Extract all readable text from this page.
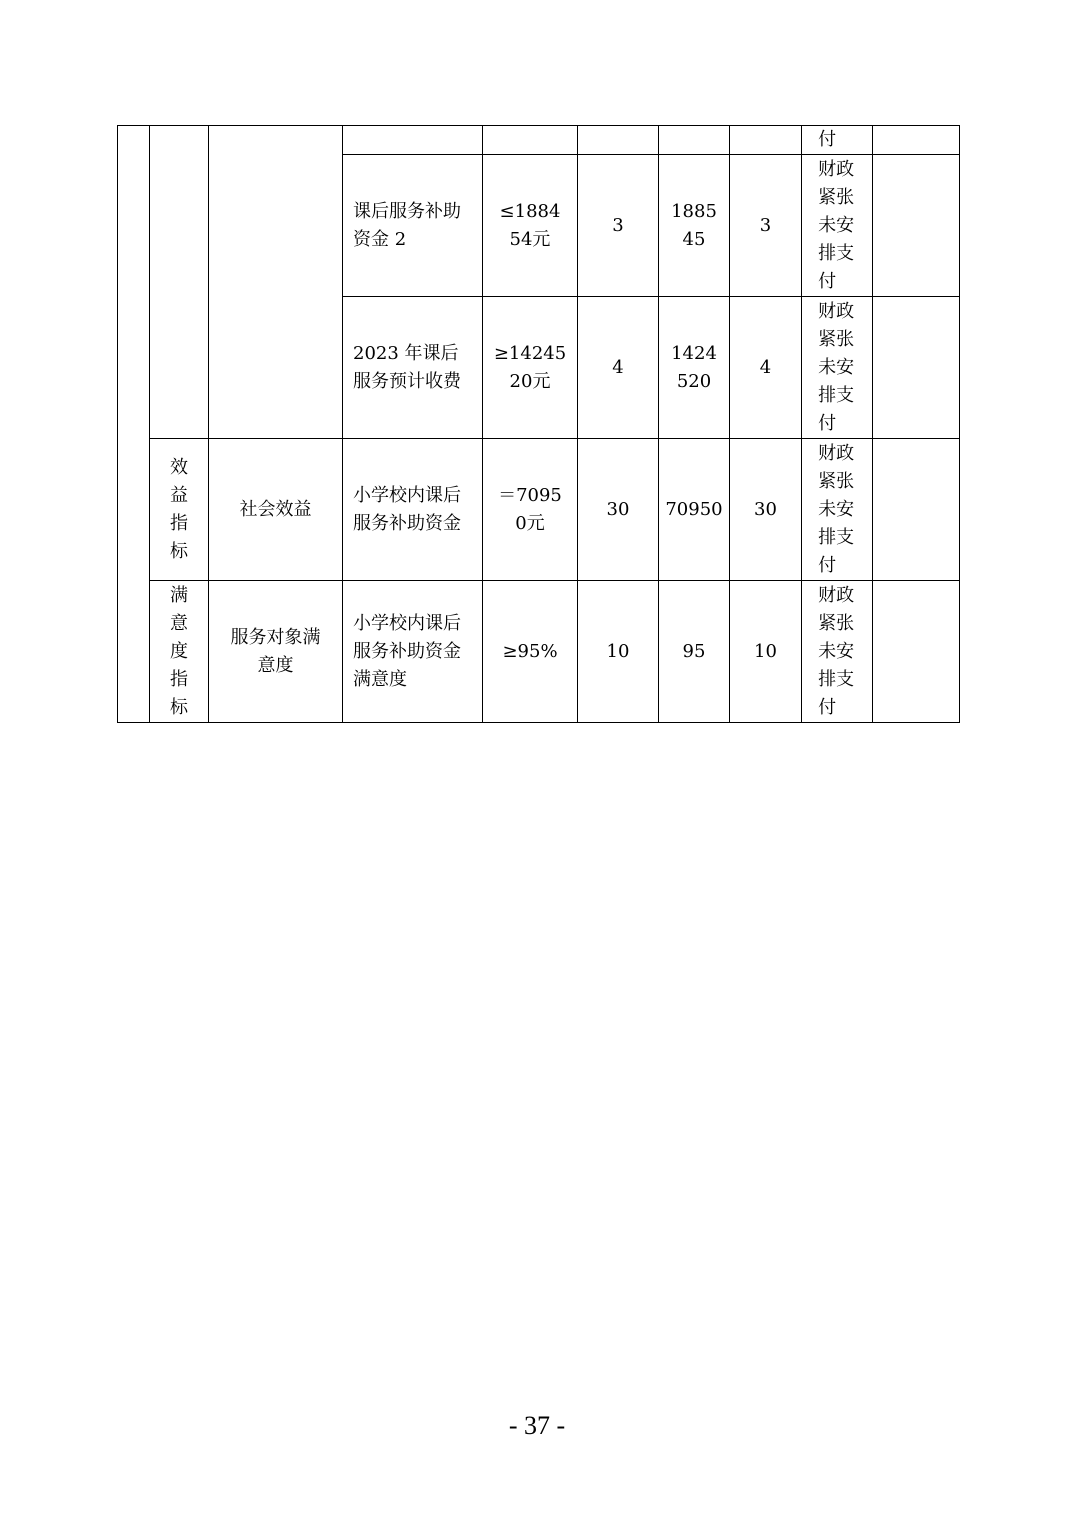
								付	

			课后服务补助资金 2	≤188454元	3	188545	3	财政紧张未安排支付	

			2023 年课后服务预计收费	≥1424520元	4	1424520	4	财政紧张未安排支付	

	效益指标	社会效益	小学校内课后服务补助资金	＝70950元	30	70950	30	财政紧张未安排支付	

	满意度指标	服务对象满意度	小学校内课后服务补助资金满意度	≥95%	10	95	10	财政紧张未安排支付	

- 37 -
■ ■ ■ ■
* _Directive_
Determine the number of lines in these entries that contain the word "财政紧张未安排支付", and write only that number.

* _Reply to the task_
4